===== Excerpt to read

50.2 Capturing stdout and stderr

When executing external commands, capturing their standard output (stdout) and standard error (stderr) is a fundamental requirement for programmatic interaction. The subprocess module provides several powerful and nuanced methods to achieve this, each with distinct use cases and implications.

The `subprocess.run()` Function and `stdout`/`stderr` Arguments

The primary method for capturing output is through the stdout and stderr arguments of subprocess.run(). These arguments accept several constants that define the handling of these streams.

subprocess.PIPE: This is the most common choice for capture. It instructs the run() function to create a pipe between your Python program and the new process. The process’s output is collected into the corresponding attribute (e.g., result.stdout) of the returned CompletedProcess object.

import subprocess

# Capture both stdout and stderr into separate attributes
result = subprocess.run(['ls', '-l', '/nonexistent'], 
                      stdout=subprocess.PIPE, 
                      stderr=subprocess.PIPE,
                      text=True)  # Decode bytes to string automatically

print(f"Return code: {result.returncode}")
print(f"STDOUT:\n{result.stdout}")  # This will likely be empty for this command
print(f"STDERR:\n{result.stderr}")  # This will contain the 'No such file or directory' error

subprocess.DEVNULL: A special value that tells the subprocess to immediately discard any output sent to that stream. This is useful when you want to suppress output entirely, such as for a noisy command whose output you do not care about.

# Run a command and completely ignore both its output and errors
result = subprocess.run(['curl', '--silent', 'https://example.com'],
                      stdout=subprocess.DEVNULL,
                      stderr=subprocess.DEVNULL)
print("Command executed, output discarded.")

subprocess.STDOUT: A special value used only for the stderr argument. It tells the subprocess to redirect its stderr stream to its stdout stream. This allows you to capture both standard output and error messages intermixed in a single stream, result.stdout.

# Redirect stderr to stdout, capturing both in a single stream
result = subprocess.run(['ls', '-l', '/nonexistent', '/tmp'],
                      stdout=subprocess.PIPE,
                      stderr=subprocess.STDOUT,  # Critical: redirects stderr to stdout
                      text=True)

print(f"Combined output:\n{result.stdout}")

==========

* **Task list**
• a. Quote the records word for word, starting at their first line and ending at the line that contains "goal-label-line-2: мақсаттары [97, 153, 179, 170]".
• b. Continue the page on capturing stdout and stderr from the point where it stops.

===== Exercise material

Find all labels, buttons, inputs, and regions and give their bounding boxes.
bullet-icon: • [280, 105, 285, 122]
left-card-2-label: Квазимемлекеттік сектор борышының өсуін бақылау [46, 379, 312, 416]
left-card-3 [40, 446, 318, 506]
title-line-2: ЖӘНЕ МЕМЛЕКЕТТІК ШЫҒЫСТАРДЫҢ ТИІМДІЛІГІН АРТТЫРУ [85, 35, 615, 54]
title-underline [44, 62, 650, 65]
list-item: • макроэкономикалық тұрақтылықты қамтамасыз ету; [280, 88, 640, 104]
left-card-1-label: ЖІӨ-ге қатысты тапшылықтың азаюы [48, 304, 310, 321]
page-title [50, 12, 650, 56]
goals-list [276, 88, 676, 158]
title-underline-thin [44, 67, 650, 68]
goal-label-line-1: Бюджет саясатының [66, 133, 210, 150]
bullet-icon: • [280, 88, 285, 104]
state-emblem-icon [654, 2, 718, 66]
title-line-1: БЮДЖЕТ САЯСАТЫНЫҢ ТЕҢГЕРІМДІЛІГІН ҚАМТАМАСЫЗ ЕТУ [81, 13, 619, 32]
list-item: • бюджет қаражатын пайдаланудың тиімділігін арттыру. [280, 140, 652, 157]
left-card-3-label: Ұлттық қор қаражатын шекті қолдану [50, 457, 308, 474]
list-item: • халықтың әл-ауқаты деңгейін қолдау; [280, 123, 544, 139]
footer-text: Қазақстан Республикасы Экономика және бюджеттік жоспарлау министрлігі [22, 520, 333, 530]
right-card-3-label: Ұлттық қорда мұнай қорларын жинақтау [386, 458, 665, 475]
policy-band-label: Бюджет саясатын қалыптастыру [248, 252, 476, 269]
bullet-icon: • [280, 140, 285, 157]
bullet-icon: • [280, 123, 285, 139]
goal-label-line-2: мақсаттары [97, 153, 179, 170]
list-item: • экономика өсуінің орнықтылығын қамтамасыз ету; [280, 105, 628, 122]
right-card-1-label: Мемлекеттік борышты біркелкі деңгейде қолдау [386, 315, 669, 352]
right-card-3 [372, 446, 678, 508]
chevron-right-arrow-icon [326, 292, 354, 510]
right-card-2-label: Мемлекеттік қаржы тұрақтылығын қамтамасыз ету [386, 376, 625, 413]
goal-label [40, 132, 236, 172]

==========

* **Final results**
• a.
Find all labels, buttons, inputs, and regions and give their bounding boxes.
bullet-icon: • [280, 105, 285, 122]
left-card-2-label: Квазимемлекеттік сектор борышының өсуін бақылау [46, 379, 312, 416]
left-card-3 [40, 446, 318, 506]
title-line-2: ЖӘНЕ МЕМЛЕКЕТТІК ШЫҒЫСТАРДЫҢ ТИІМДІЛІГІН АРТТЫРУ [85, 35, 615, 54]
title-underline [44, 62, 650, 65]
list-item: • макроэкономикалық тұрақтылықты қамтамасыз ету; [280, 88, 640, 104]
left-card-1-label: ЖІӨ-ге қатысты тапшылықтың азаюы [48, 304, 310, 321]
page-title [50, 12, 650, 56]
goals-list [276, 88, 676, 158]
title-underline-thin [44, 67, 650, 68]
goal-label-line-1: Бюджет саясатының [66, 133, 210, 150]
bullet-icon: • [280, 88, 285, 104]
state-emblem-icon [654, 2, 718, 66]
title-line-1: БЮДЖЕТ САЯСАТЫНЫҢ ТЕҢГЕРІМДІЛІГІН ҚАМТАМАСЫЗ ЕТУ [81, 13, 619, 32]
list-item: • бюджет қаражатын пайдаланудың тиімділігін арттыру. [280, 140, 652, 157]
left-card-3-label: Ұлттық қор қаражатын шекті қолдану [50, 457, 308, 474]
list-item: • халықтың әл-ауқаты деңгейін қолдау; [280, 123, 544, 139]
footer-text: Қазақстан Республикасы Экономика және бюджеттік жоспарлау министрлігі [22, 520, 333, 530]
right-card-3-label: Ұлттық қорда мұнай қорларын жинақтау [386, 458, 665, 475]
policy-band-label: Бюджет саясатын қалыптастыру [248, 252, 476, 269]
bullet-icon: • [280, 140, 285, 157]
bullet-icon: • [280, 123, 285, 139]
goal-label-line-2: мақсаттары [97, 153, 179, 170]

• b.
# The output will contain both the listing for /tmp and the error for /nonexistent

Understanding the `text` Argument and Encoding

A crucial and often confusing aspect is the difference between bytes and strings. By default, the PIPE captures output as raw bytes (bytes objects). This is the safest default because it preserves the exact output of the command, regardless of its encoding. The text=True argument (or universal_newlines=True in older Python versions) instructs subprocess to decode those bytes into strings using the default system encoding (which can be overridden with the encoding parameter).

Why this matters: If you try to manipulate a bytes object as a string (e.g., result.stdout.splitlines()) without setting text=True, you will get a TypeError. Always decide consciously: use text=True for text-based processing or work directly with bytes for binary data.

# Default behavior: capture as bytes
result_bytes = subprocess.run(['echo', 'hello'], stdout=subprocess.PIPE)
print(type(result_bytes.stdout))  # <class 'bytes'>
print(result_bytes.stdout)        # b'hello\n'

# Using text=True: capture as string
result_str = subprocess.run(['echo', 'hello'], stdout=subprocess.PIPE, text=True)
print(type(result_str.stdout))    # <class 'str'>
print(result_str.stdout)          # 'hello\n'

The Risk of Deadlocks and How to Avoid Them

A significant pitfall when using PIPE is the potential for a deadlock. This occurs when the parent process (your Python script) and the child process wait indefinitely for each other. The most common scenario is when both stdout=PIPE and stderr=PIPE are used, and the child process writes a large amount of data to stderr. The OS pipe buffers fill up, and the child process blocks, waiting for the parent to read from the stderr pipe. Meanwhile, the parent is waiting for the child to finish and close its stdout pipe before it reads the stderr data. Both processes are stuck waiting.

Solution: The subprocess.run() function with PIPE internally manages the reading of both pipes and waits for the process to terminate, effectively avoiding this deadlock for you. This is a major advantage over the older Popen interface.

However, if you are using the lower-level Popen object directly for more complex interactions, you must manage the pipes yourself to prevent deadlocks. This often involves using threads or the select module to read from stdout and stderr as data becomes available.

# This deadlock risk is handled automatically by run(), but is a real danger with Popen.
# The safe way with Popen requires more complex code.
from subprocess import Popen, PIPE

# UNSAFE with large output: can deadlock
proc = Popen(['command', 'that', 'outputs', 'a', 'lot'], stdout=PIPE, stderr=PIPE)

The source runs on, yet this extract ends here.